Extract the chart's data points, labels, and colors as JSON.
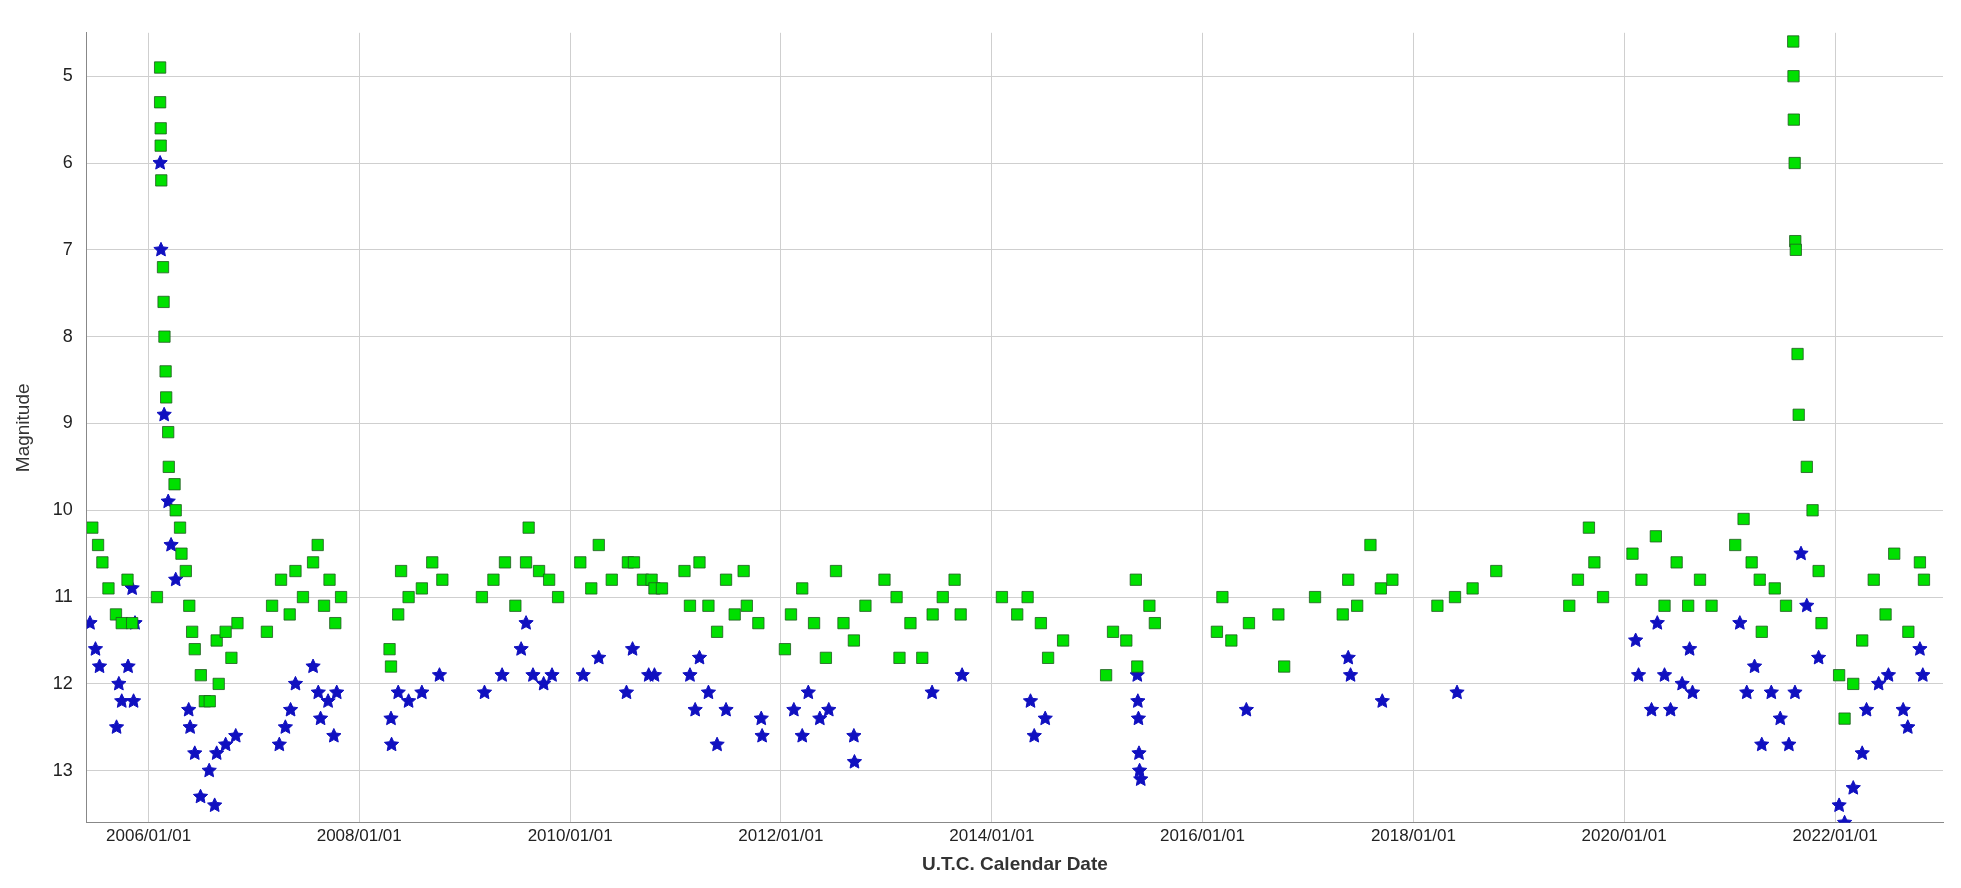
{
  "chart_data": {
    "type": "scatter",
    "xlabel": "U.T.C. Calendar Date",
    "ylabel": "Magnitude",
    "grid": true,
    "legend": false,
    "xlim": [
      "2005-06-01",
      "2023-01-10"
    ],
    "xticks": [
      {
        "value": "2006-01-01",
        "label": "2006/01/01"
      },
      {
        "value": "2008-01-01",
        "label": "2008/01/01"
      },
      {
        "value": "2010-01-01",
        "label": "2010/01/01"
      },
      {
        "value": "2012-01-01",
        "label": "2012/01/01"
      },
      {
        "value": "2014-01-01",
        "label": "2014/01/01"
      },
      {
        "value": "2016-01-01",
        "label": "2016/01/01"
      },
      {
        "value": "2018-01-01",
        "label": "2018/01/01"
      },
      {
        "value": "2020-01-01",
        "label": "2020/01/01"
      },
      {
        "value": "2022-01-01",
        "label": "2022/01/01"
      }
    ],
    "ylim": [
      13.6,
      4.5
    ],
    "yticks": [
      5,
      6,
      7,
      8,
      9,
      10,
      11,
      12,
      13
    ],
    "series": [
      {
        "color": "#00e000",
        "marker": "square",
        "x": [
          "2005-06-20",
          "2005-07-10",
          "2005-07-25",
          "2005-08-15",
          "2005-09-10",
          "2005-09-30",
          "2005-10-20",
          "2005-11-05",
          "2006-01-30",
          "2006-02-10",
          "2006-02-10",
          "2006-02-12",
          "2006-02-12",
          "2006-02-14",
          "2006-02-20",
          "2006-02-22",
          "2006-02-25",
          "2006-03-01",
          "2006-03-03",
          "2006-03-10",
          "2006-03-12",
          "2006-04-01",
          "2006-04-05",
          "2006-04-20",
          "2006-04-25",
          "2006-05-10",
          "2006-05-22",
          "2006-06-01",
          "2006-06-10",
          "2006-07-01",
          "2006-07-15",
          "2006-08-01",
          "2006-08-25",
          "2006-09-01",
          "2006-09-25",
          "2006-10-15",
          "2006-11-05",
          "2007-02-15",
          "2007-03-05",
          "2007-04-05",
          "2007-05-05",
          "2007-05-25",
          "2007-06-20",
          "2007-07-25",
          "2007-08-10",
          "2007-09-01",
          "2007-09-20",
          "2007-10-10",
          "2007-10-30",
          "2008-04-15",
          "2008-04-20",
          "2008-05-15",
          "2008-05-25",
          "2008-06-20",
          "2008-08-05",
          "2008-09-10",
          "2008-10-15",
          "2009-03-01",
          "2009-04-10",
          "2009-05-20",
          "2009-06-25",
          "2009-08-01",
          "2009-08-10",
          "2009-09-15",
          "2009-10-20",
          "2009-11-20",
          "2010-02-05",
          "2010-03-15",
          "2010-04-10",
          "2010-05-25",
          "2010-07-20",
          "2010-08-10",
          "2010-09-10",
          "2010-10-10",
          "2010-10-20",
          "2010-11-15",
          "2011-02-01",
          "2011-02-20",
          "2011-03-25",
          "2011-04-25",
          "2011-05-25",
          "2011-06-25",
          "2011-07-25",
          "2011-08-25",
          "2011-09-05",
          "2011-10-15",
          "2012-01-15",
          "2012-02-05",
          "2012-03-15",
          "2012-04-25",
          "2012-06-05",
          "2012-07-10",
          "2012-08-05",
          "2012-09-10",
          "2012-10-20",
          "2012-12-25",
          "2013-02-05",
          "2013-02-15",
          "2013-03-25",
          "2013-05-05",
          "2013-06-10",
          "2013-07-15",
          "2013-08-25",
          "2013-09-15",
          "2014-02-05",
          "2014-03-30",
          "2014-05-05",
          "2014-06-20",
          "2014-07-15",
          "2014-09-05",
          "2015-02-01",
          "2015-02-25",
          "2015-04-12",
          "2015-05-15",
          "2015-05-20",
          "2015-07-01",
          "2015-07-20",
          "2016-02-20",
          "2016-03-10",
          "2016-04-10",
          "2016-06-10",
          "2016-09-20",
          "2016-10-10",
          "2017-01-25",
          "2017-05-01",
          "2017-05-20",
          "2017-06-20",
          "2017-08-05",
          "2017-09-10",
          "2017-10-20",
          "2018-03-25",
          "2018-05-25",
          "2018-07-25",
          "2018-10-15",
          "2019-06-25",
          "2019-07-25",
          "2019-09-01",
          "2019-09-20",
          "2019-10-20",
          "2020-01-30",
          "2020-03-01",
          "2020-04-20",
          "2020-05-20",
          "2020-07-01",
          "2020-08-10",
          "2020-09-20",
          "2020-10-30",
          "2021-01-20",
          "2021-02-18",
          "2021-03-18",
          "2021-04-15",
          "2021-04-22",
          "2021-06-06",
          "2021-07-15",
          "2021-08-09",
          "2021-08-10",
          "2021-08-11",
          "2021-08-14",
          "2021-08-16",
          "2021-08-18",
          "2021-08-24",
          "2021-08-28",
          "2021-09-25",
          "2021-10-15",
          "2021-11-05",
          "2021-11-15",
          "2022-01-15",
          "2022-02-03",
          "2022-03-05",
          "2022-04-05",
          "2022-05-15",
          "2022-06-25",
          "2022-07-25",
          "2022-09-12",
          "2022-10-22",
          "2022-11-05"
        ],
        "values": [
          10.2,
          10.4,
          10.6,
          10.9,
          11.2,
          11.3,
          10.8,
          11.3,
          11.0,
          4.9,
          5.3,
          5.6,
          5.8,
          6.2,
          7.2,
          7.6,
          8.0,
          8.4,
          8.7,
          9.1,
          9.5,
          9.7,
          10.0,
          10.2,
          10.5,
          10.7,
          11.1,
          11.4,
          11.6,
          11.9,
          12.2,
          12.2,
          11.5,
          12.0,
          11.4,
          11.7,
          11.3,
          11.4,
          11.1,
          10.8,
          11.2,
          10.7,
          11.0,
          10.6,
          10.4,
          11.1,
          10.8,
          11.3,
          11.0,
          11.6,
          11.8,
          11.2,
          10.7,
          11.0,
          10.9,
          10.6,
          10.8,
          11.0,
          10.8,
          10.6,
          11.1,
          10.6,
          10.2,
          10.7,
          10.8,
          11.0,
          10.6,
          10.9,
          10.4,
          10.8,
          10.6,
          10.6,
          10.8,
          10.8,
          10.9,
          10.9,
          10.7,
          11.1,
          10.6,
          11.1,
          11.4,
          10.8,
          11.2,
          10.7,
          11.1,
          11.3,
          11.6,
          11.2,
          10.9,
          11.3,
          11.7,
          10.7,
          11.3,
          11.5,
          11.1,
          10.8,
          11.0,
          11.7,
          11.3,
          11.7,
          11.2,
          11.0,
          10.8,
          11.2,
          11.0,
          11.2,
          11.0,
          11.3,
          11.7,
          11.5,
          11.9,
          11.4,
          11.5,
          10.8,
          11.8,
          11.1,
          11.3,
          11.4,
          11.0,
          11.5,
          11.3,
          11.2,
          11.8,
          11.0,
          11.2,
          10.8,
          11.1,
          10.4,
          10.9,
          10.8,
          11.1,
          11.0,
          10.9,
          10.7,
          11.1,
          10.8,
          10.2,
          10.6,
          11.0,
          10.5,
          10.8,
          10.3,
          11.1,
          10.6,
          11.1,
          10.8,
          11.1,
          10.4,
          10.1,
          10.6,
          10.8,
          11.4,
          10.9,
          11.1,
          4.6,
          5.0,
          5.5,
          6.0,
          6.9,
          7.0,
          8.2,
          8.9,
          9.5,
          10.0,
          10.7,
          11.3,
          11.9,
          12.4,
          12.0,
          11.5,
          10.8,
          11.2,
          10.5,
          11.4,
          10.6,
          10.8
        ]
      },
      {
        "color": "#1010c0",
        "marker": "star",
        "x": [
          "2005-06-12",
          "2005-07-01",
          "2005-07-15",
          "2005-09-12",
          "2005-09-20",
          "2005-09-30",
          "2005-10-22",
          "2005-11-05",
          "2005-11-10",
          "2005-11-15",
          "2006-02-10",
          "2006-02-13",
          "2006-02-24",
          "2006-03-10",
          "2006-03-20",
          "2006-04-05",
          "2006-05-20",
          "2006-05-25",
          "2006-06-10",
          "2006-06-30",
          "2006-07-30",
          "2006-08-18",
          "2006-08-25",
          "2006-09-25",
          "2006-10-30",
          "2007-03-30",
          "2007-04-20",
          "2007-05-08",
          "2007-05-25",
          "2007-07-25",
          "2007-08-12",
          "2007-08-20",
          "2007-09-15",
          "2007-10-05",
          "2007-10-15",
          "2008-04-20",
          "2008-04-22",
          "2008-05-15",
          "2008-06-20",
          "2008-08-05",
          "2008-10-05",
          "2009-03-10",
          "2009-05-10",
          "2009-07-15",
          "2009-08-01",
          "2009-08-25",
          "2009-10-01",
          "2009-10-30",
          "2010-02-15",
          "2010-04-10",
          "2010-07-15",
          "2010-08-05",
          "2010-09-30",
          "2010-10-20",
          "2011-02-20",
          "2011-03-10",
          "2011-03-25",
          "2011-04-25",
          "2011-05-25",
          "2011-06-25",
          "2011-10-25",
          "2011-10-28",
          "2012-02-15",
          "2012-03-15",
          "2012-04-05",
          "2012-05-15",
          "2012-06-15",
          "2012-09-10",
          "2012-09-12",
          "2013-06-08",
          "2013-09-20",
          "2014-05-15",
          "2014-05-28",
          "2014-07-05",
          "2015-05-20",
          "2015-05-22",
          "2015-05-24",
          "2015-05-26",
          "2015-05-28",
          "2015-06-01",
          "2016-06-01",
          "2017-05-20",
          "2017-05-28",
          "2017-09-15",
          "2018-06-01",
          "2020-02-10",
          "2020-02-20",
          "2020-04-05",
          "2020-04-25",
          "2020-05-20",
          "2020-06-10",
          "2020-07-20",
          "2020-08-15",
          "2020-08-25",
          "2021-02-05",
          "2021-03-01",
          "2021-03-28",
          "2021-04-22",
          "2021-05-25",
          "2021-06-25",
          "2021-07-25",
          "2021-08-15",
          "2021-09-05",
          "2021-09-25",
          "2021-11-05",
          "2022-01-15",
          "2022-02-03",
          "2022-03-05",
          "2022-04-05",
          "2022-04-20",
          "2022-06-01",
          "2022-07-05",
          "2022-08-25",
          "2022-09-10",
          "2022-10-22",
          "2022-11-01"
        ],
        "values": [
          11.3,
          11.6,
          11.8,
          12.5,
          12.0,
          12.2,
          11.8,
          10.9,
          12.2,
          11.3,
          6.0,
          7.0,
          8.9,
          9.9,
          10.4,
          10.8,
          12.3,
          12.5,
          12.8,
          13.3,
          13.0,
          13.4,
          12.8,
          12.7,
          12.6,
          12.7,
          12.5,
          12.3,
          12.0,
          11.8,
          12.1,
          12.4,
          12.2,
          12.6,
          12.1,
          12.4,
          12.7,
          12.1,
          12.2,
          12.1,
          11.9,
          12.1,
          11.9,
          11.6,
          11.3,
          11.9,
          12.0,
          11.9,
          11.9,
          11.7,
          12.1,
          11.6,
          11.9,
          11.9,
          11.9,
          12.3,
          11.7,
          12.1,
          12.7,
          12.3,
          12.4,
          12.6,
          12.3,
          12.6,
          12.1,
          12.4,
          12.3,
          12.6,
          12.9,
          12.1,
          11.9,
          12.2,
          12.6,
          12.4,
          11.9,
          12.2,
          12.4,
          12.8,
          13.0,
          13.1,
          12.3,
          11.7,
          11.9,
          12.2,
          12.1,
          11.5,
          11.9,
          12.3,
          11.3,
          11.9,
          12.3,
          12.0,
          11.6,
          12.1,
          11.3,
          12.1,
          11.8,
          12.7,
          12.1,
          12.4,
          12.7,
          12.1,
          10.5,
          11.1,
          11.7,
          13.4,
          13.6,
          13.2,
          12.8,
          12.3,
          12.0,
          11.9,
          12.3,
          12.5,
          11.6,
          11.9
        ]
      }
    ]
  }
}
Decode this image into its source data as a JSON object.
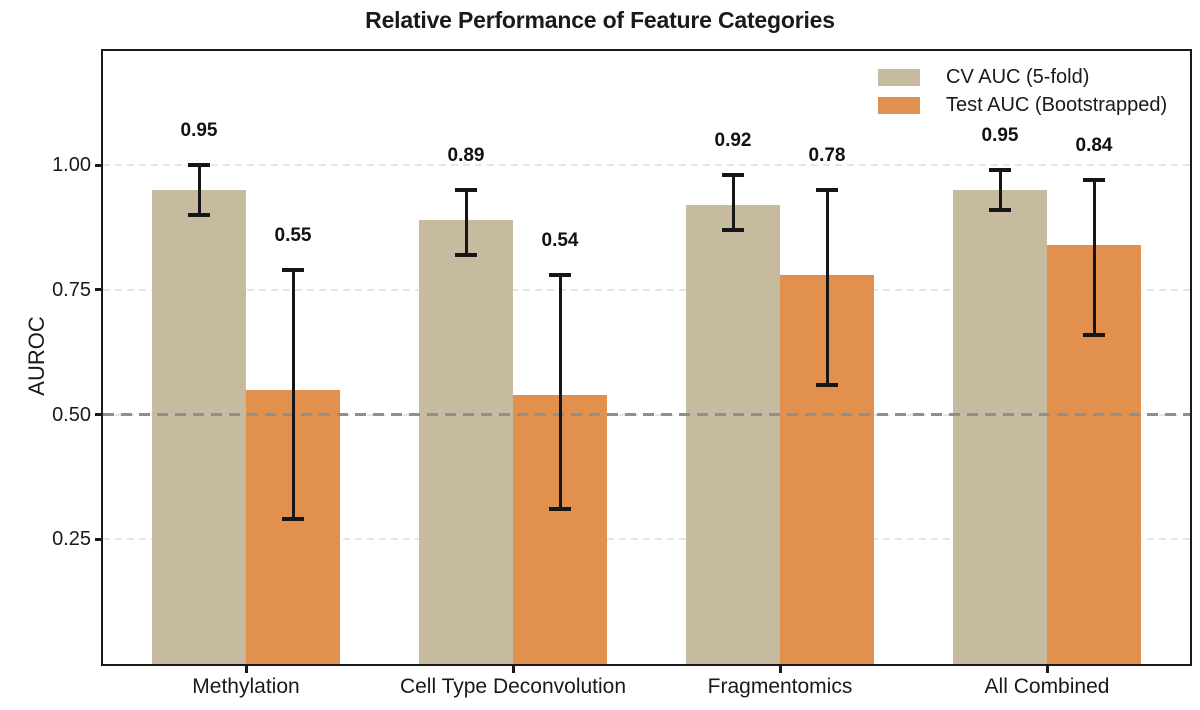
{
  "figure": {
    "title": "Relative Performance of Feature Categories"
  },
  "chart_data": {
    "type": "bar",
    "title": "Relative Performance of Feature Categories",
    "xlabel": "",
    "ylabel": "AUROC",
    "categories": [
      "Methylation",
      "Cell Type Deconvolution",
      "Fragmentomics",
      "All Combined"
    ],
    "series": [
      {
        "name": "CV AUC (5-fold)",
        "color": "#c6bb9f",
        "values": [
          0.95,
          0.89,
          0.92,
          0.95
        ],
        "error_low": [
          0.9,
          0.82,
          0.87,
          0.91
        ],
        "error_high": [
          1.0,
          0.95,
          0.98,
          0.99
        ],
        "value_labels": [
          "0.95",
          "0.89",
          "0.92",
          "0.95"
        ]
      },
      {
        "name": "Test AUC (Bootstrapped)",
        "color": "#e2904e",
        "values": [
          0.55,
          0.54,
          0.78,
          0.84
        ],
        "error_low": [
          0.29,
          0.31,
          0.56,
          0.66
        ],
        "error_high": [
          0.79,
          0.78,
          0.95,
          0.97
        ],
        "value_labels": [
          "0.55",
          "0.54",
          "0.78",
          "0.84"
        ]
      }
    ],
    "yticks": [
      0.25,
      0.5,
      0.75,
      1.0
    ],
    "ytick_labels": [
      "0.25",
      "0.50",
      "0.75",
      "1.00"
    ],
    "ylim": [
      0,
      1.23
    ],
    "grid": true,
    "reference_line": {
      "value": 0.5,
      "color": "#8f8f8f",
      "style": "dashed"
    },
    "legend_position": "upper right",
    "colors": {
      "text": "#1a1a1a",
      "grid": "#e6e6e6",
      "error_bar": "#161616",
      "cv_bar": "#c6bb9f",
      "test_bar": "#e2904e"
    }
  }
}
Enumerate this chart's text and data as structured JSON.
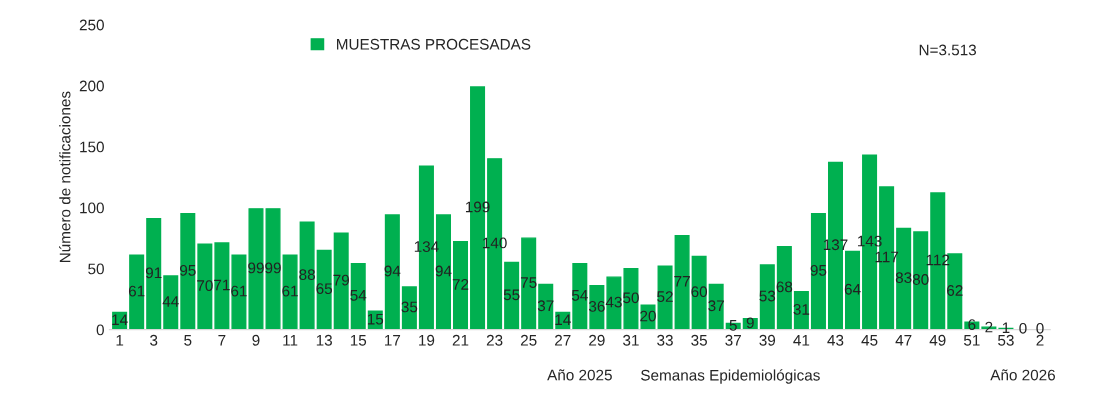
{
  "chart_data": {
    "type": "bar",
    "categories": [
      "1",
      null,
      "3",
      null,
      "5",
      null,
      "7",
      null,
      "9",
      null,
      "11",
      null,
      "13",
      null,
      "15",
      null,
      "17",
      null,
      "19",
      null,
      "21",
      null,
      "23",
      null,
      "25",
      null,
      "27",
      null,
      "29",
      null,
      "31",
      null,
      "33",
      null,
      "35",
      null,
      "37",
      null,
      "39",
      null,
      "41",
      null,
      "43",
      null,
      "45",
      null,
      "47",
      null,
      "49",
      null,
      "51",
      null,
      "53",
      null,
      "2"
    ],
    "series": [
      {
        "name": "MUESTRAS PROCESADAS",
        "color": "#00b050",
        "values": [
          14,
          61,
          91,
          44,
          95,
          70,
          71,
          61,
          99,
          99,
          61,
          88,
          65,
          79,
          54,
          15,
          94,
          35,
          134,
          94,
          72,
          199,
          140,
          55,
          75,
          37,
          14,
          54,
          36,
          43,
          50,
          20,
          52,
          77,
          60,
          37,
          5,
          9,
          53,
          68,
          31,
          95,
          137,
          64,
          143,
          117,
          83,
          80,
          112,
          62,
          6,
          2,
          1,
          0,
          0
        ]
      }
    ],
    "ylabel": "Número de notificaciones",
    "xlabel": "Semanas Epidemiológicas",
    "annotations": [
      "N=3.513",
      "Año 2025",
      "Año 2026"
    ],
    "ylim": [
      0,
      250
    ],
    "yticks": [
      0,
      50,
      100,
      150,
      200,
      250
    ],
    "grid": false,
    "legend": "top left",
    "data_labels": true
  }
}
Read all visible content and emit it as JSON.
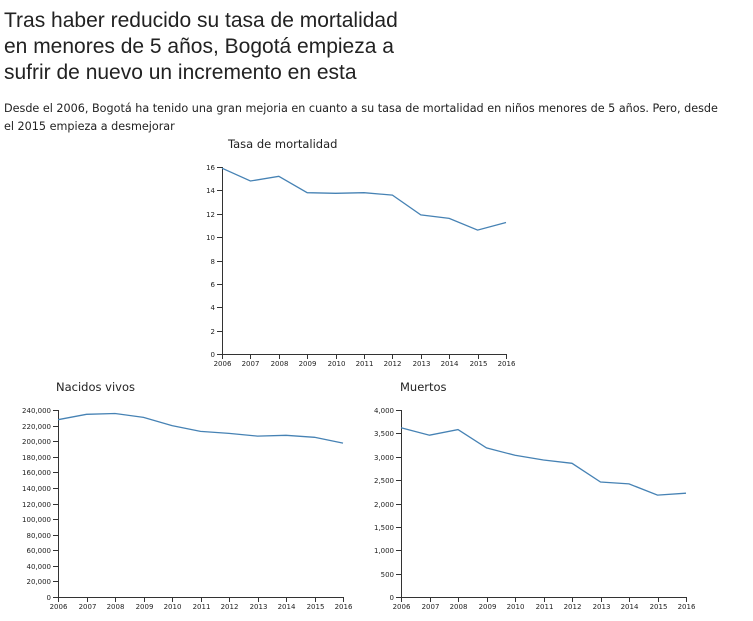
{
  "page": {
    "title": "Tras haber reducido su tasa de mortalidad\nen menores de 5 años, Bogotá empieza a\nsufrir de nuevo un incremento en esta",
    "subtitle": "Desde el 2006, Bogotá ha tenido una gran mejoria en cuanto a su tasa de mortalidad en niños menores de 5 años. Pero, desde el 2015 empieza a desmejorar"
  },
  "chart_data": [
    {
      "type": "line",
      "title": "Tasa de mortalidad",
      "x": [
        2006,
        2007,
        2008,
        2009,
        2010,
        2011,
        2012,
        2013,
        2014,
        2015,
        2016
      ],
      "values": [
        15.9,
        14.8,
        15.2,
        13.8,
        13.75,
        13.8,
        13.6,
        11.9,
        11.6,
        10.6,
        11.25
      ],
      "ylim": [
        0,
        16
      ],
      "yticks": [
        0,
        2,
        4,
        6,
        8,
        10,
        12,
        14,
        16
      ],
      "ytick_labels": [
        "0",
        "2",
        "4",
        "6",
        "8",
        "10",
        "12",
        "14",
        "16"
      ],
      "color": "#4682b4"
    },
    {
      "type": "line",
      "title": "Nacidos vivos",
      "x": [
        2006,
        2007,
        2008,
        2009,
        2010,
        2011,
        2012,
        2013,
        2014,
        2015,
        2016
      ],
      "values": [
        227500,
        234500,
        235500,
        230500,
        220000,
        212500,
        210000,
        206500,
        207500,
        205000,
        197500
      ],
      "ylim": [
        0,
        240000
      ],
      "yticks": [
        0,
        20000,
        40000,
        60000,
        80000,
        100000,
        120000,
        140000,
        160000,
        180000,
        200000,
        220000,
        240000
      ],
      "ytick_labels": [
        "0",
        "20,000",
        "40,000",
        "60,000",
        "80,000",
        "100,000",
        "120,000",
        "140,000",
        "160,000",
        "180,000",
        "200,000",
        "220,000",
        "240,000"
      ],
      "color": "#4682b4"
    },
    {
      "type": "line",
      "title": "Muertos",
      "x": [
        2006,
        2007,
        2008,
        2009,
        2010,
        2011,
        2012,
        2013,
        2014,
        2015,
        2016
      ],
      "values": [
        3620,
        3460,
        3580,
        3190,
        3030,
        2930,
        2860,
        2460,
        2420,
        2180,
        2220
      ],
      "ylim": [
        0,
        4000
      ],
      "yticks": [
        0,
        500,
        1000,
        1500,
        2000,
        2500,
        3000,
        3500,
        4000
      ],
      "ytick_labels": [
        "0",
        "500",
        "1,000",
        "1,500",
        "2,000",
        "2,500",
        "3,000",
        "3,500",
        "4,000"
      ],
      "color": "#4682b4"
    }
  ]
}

━━━━━━━━━━━━━━━━

# [GOAL]
Look through the material above and work out how many of its lines contain "ylabel". State the number only.

# [RESULT OF THIS EXERCISE]
3